Raw records:
========================================
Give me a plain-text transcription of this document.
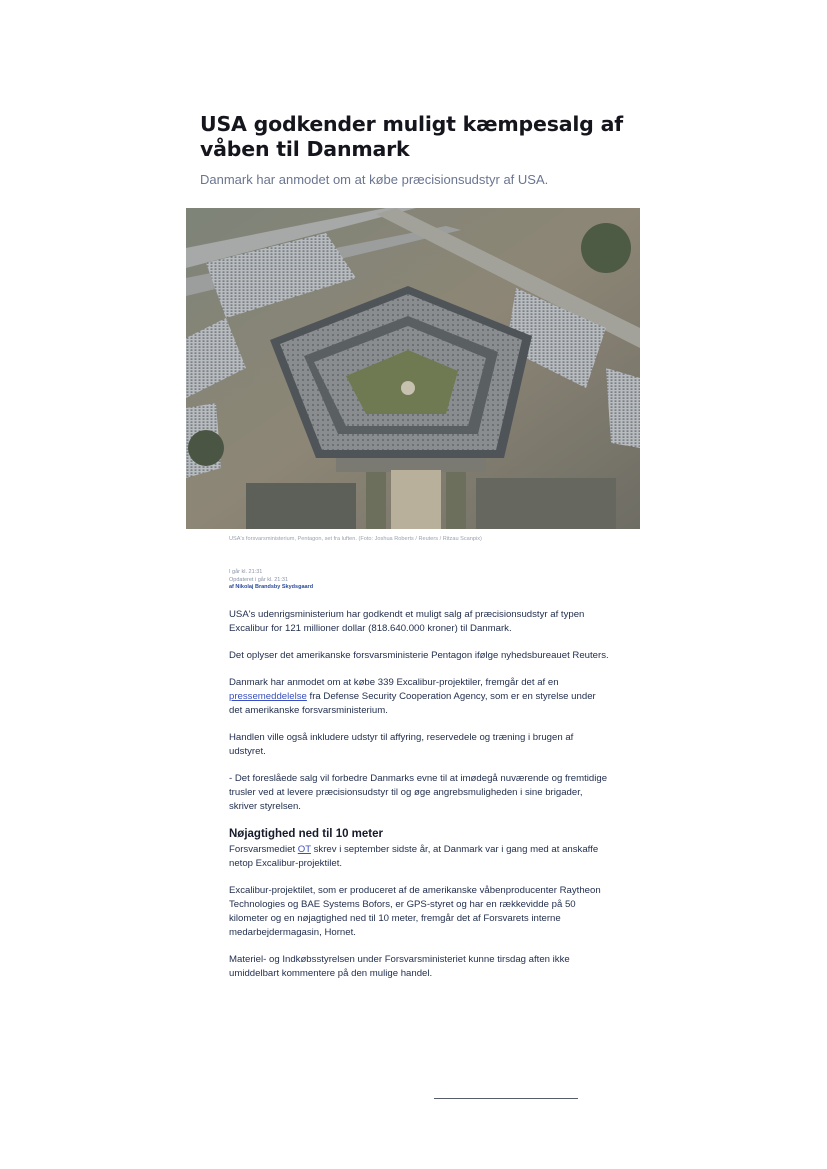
USA godkender muligt kæmpesalg af våben til Danmark

Danmark har anmodet om at købe præcisionsudstyr af USA.

USA's forsvarsministerium, Pentagon, set fra luften. (Foto: Joshua Roberts / Reuters / Ritzau Scanpix)
I går kl. 21:31
Opdateret i går kl. 21:31
af Nikolaj Brandsby Skydsgaard

USA's udenrigsministerium har godkendt et muligt salg af præcisionsudstyr af typen Excalibur for 121 millioner dollar (818.640.000 kroner) til Danmark.

Det oplyser det amerikanske forsvarsministerie Pentagon ifølge nyhedsbureauet Reuters.

Danmark har anmodet om at købe 339 Excalibur-projektiler, fremgår det af en pressemeddelelse fra Defense Security Cooperation Agency, som er en styrelse under det amerikanske forsvarsministerium.

Handlen ville også inkludere udstyr til affyring, reservedele og træning i brugen af udstyret.

- Det foreslåede salg vil forbedre Danmarks evne til at imødegå nuværende og fremtidige trusler ved at levere præcisionsudstyr til og øge angrebsmuligheden i sine brigader, skriver styrelsen.

Nøjagtighed ned til 10 meter

Forsvarsmediet OT skrev i september sidste år, at Danmark var i gang med at anskaffe netop Excalibur-projektilet.

Excalibur-projektilet, som er produceret af de amerikanske våbenproducenter Raytheon Technologies og BAE Systems Bofors, er GPS-styret og har en rækkevidde på 50 kilometer og en nøjagtighed ned til 10 meter, fremgår det af Forsvarets interne medarbejdermagasin, Hornet.

Materiel- og Indkøbsstyrelsen under Forsvarsministeriet kunne tirsdag aften ikke umiddelbart kommentere på den mulige handel.
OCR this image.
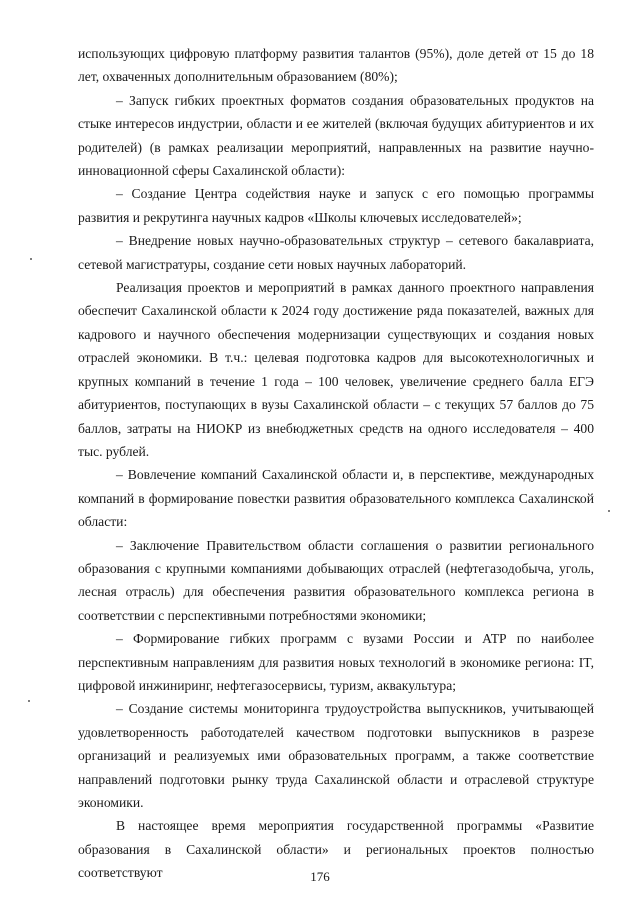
использующих цифровую платформу развития талантов (95%), доле детей от 15 до 18 лет, охваченных дополнительным образованием (80%);

– Запуск гибких проектных форматов создания образовательных продуктов на стыке интересов индустрии, области и ее жителей (включая будущих абитуриентов и их родителей) (в рамках реализации мероприятий, направленных на развитие научно-инновационной сферы Сахалинской области):

– Создание Центра содействия науке и запуск с его помощью программы развития и рекрутинга научных кадров «Школы ключевых исследователей»;

– Внедрение новых научно-образовательных структур – сетевого бакалавриата, сетевой магистратуры, создание сети новых научных лабораторий.

Реализация проектов и мероприятий в рамках данного проектного направления обеспечит Сахалинской области к 2024 году достижение ряда показателей, важных для кадрового и научного обеспечения модернизации существующих и создания новых отраслей экономики. В т.ч.: целевая подготовка кадров для высокотехнологичных и крупных компаний в течение 1 года – 100 человек, увеличение среднего балла ЕГЭ абитуриентов, поступающих в вузы Сахалинской области – с текущих 57 баллов до 75 баллов, затраты на НИОКР из внебюджетных средств на одного исследователя – 400 тыс. рублей.

– Вовлечение компаний Сахалинской области и, в перспективе, международных компаний в формирование повестки развития образовательного комплекса Сахалинской области:

– Заключение Правительством области соглашения о развитии регионального образования с крупными компаниями добывающих отраслей (нефтегазодобыча, уголь, лесная отрасль) для обеспечения развития образовательного комплекса региона в соответствии с перспективными потребностями экономики;

– Формирование гибких программ с вузами России и АТР по наиболее перспективным направлениям для развития новых технологий в экономике региона: IT, цифровой инжиниринг, нефтегазосервисы, туризм, аквакультура;

– Создание системы мониторинга трудоустройства выпускников, учитывающей удовлетворенность работодателей качеством подготовки выпускников в разрезе организаций и реализуемых ими образовательных программ, а также соответствие направлений подготовки рынку труда Сахалинской области и отраслевой структуре экономики.

В настоящее время мероприятия государственной программы «Развитие образования в Сахалинской области» и региональных проектов полностью соответствуют	176
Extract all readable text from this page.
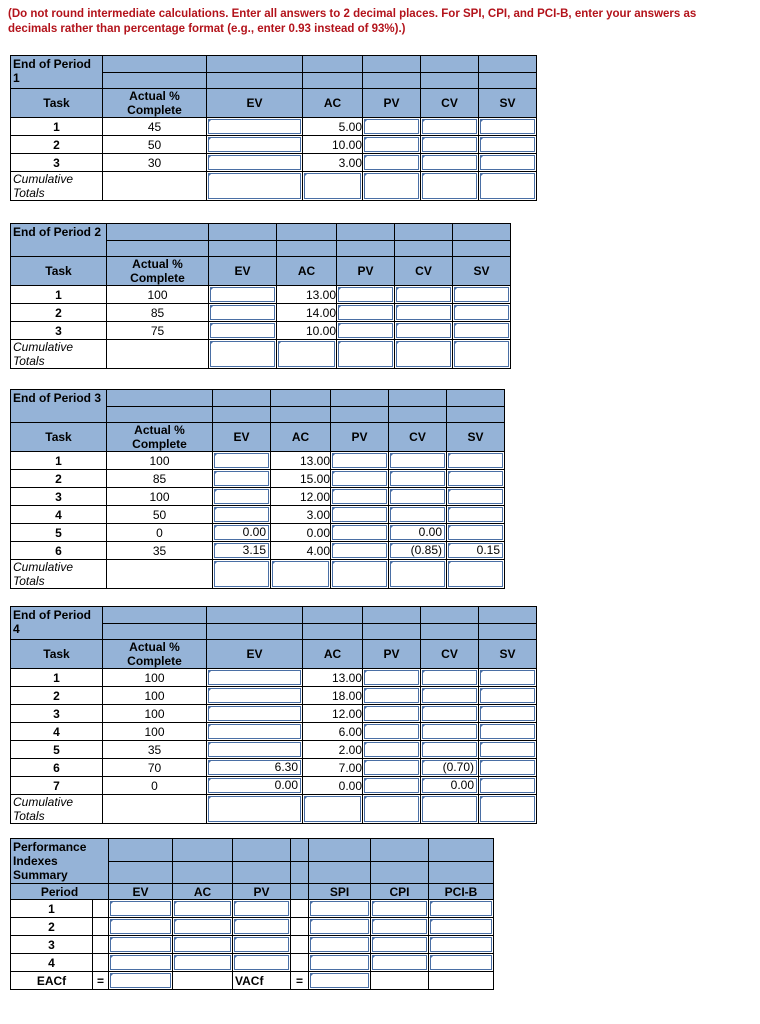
(Do not round intermediate calculations. Enter all answers to 2 decimal places. For SPI, CPI, and PCI-B, enter your answers as decimals rather than percentage format (e.g., enter 0.93 instead of 93%).)
End of Period 1						

Task	Actual % Complete	EV	AC	PV	CV	SV
1	45		5.00	

2	50		10.00	

3	30		3.00	

Cumulative Totals		

End of Period 2						

Task	Actual % Complete	EV	AC	PV	CV	SV
1	100		13.00	

2	85		14.00	

3	75		10.00	

Cumulative Totals		

End of Period 3						

Task	Actual % Complete	EV	AC	PV	CV	SV
1	100		13.00	

2	85		15.00	

3	100		12.00	

4	50		3.00	

5	0	0.00	0.00		0.00	

6	35	3.15	4.00		(0.85)	0.15

Cumulative Totals		

End of Period 4						

Task	Actual % Complete	EV	AC	PV	CV	SV
1	100		13.00	

2	100		18.00	

3	100		12.00	

4	100		6.00	

5	35		2.00	

6	70	6.30	7.00		(0.70)	

7	0	0.00	0.00		0.00	

Cumulative Totals		

Performance Indexes Summary								

Period		EV	AC	PV		SPI	CPI	PCI-B
1		

2		

3		

4		

EACf	=			VACf	=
========================================
*WRITTEN PROBLEM:* Extract only the lines from the one that contains "Extract all readable text from this page." through the end of the records, inclusive, and omit every picture.

*ANSWER TO THE PROBLEM:*
Extract all readable text from this page.
(Do not round intermediate calculations. Enter all answers to 2 decimal places. For SPI, CPI, and PCI-B, enter your answers as decimals rather than percentage format (e.g., enter 0.93 instead of 93%).)
End of Period 1						

Task	Actual % Complete	EV	AC	PV	CV	SV
1	45		5.00	

2	50		10.00	

3	30		3.00	

Cumulative Totals		

End of Period 2						

Task	Actual % Complete	EV	AC	PV	CV	SV
1	100		13.00	

2	85		14.00	

3	75		10.00	

Cumulative Totals		

End of Period 3						

Task	Actual % Complete	EV	AC	PV	CV	SV
1	100		13.00	

2	85		15.00	

3	100		12.00	

4	50		3.00	

5	0	0.00	0.00		0.00	

6	35	3.15	4.00		(0.85)	0.15

Cumulative Totals		

End of Period 4						

Task	Actual % Complete	EV	AC	PV	CV	SV
1	100		13.00	

2	100		18.00	

3	100		12.00	

4	100		6.00	

5	35		2.00	

6	70	6.30	7.00		(0.70)	

7	0	0.00	0.00		0.00	

Cumulative Totals		

Performance Indexes Summary								

Period		EV	AC	PV		SPI	CPI	PCI-B
1		

2		

3		

4		

EACf	=			VACf	=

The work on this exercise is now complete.